● **ENTRIES SUPPLIED**
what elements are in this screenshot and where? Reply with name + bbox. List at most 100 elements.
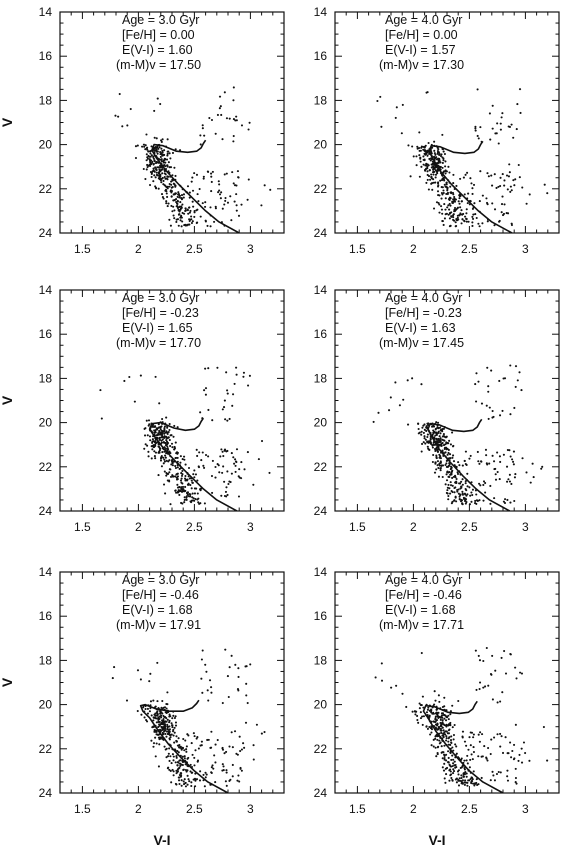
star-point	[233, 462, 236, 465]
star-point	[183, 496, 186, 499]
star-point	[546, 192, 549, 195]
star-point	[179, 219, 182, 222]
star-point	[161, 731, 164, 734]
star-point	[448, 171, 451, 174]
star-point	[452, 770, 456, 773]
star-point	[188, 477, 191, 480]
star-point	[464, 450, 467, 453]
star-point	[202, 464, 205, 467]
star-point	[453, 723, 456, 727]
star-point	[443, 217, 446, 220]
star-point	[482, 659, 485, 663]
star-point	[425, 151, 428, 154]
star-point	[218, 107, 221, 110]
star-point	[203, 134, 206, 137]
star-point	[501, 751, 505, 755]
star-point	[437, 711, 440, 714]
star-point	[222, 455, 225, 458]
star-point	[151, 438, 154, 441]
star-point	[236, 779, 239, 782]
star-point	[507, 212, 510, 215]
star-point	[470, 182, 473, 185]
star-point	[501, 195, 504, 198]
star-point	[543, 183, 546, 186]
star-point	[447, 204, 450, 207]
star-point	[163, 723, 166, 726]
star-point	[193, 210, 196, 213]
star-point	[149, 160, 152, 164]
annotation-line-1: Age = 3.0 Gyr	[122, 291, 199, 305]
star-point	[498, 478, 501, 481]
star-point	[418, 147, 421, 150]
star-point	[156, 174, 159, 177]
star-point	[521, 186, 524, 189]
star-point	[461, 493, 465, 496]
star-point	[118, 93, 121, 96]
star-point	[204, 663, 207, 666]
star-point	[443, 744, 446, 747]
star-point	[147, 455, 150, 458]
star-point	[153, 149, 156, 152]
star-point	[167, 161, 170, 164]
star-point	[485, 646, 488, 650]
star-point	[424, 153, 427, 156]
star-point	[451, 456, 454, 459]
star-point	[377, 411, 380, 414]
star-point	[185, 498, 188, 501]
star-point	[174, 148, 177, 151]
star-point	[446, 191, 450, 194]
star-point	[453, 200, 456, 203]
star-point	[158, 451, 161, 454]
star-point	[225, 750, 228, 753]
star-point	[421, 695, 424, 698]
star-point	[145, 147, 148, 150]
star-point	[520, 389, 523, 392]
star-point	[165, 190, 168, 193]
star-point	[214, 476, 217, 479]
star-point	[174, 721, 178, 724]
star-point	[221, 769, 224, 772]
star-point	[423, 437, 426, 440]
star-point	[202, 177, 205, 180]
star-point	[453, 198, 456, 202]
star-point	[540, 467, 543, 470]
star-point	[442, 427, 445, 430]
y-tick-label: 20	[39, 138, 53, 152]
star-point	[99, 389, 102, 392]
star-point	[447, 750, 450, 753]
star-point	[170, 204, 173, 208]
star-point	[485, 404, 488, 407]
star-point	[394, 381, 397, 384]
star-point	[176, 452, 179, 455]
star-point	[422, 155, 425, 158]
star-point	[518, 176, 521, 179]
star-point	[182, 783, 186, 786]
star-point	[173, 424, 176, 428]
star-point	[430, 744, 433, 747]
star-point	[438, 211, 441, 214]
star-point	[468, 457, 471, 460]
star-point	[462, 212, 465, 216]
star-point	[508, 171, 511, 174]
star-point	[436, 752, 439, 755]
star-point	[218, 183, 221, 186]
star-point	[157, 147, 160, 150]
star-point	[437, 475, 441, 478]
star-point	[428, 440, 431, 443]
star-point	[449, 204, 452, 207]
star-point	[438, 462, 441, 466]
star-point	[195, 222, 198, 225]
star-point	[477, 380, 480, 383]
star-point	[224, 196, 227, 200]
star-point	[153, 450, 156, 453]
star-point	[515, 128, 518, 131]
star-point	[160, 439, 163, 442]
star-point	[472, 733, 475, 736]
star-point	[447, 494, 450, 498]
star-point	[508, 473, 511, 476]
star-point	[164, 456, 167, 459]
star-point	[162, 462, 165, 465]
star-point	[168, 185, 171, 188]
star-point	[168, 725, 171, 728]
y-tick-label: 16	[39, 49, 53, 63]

==

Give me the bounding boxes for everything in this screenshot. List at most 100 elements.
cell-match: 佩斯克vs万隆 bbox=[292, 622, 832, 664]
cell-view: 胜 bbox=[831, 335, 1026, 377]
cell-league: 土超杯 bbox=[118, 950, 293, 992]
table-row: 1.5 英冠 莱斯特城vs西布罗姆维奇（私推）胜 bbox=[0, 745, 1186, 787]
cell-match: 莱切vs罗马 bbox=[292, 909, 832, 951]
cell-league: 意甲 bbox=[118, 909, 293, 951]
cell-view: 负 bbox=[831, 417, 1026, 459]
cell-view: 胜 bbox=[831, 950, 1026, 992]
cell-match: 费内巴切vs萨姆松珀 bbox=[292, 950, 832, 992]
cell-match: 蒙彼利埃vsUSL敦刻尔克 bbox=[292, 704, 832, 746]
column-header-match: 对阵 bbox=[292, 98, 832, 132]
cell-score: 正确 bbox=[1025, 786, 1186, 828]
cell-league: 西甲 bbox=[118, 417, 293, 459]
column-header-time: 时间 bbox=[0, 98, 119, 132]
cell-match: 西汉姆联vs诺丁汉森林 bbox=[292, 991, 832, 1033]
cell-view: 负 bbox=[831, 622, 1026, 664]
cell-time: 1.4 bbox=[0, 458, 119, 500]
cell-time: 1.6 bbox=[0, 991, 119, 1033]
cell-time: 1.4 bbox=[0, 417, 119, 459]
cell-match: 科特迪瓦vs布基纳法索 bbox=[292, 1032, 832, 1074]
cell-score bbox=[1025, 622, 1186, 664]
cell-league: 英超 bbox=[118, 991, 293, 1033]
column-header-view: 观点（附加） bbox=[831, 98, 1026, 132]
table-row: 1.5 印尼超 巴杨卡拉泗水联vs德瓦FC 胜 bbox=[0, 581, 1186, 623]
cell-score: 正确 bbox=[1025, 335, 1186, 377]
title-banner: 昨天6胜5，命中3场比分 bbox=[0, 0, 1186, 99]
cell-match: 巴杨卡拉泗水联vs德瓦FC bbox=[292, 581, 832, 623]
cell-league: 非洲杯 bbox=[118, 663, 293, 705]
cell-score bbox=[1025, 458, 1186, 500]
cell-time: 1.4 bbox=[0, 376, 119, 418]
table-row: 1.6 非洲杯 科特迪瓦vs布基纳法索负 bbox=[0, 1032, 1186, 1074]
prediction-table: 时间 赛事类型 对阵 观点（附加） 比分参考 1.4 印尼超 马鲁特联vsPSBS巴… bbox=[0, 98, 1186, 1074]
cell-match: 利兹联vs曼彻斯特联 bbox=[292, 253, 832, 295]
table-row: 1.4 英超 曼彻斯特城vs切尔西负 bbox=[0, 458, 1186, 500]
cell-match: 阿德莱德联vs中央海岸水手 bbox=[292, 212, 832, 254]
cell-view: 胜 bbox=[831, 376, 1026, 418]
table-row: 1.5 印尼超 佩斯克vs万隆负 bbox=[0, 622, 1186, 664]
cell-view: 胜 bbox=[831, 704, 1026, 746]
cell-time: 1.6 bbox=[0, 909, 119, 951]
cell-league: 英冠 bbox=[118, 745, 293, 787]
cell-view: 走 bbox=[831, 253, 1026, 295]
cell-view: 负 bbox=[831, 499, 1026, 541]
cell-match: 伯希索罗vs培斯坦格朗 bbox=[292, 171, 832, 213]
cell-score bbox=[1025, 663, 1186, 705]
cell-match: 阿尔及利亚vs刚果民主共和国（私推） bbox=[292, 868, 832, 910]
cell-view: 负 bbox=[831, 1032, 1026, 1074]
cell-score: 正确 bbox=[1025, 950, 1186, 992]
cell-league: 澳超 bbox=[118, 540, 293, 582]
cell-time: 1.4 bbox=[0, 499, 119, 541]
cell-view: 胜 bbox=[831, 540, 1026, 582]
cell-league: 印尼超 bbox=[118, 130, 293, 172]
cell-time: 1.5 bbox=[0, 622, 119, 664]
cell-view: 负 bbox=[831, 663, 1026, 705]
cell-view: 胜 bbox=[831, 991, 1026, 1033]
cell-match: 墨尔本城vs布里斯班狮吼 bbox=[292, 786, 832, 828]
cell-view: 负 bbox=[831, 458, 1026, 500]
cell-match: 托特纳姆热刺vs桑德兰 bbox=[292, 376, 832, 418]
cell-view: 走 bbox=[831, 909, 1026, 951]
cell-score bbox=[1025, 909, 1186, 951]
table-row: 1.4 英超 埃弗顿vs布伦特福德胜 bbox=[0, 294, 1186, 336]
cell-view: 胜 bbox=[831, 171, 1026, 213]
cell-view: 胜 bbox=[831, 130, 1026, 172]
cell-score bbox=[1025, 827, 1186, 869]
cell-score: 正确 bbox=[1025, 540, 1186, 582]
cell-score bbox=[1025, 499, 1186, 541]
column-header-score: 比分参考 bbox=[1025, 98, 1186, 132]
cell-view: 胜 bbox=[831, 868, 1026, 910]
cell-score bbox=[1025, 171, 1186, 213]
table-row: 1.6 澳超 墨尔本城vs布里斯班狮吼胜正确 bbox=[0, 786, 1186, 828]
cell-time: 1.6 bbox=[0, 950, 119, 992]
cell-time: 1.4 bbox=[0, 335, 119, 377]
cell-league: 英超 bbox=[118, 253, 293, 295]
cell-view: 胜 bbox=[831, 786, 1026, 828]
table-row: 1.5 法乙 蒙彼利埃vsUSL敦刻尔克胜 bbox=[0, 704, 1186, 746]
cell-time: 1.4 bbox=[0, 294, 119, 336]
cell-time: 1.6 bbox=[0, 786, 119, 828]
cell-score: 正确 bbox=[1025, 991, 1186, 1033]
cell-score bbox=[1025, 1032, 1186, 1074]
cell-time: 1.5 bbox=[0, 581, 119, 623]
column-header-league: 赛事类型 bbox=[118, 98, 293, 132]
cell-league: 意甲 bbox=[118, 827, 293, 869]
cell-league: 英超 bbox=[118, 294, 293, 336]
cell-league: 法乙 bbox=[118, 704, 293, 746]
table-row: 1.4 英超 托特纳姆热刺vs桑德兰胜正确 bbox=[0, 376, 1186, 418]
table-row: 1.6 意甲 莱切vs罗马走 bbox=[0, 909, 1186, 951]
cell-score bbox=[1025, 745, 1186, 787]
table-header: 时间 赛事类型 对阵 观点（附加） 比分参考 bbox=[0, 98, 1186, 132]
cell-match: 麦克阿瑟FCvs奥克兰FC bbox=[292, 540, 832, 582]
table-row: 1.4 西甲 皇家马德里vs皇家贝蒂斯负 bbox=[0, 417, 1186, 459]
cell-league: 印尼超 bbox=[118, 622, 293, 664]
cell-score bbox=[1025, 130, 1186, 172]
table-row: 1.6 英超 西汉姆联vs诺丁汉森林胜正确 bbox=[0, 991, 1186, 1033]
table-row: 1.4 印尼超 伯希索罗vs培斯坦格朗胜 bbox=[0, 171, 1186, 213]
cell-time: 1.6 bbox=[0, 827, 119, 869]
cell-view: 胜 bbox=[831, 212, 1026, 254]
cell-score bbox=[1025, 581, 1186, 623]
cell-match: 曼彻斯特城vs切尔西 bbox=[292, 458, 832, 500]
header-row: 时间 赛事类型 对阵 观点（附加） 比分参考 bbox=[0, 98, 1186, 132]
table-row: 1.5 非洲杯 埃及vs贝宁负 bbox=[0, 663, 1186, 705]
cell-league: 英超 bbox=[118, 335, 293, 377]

● **AIM**
Please pull out each line from the entries above that includes the string "label".

● **RESPONSE TO THIS EXERCISE**
y-tick-label: 20	[39, 138, 53, 152]
y-tick-label: 16	[39, 49, 53, 63]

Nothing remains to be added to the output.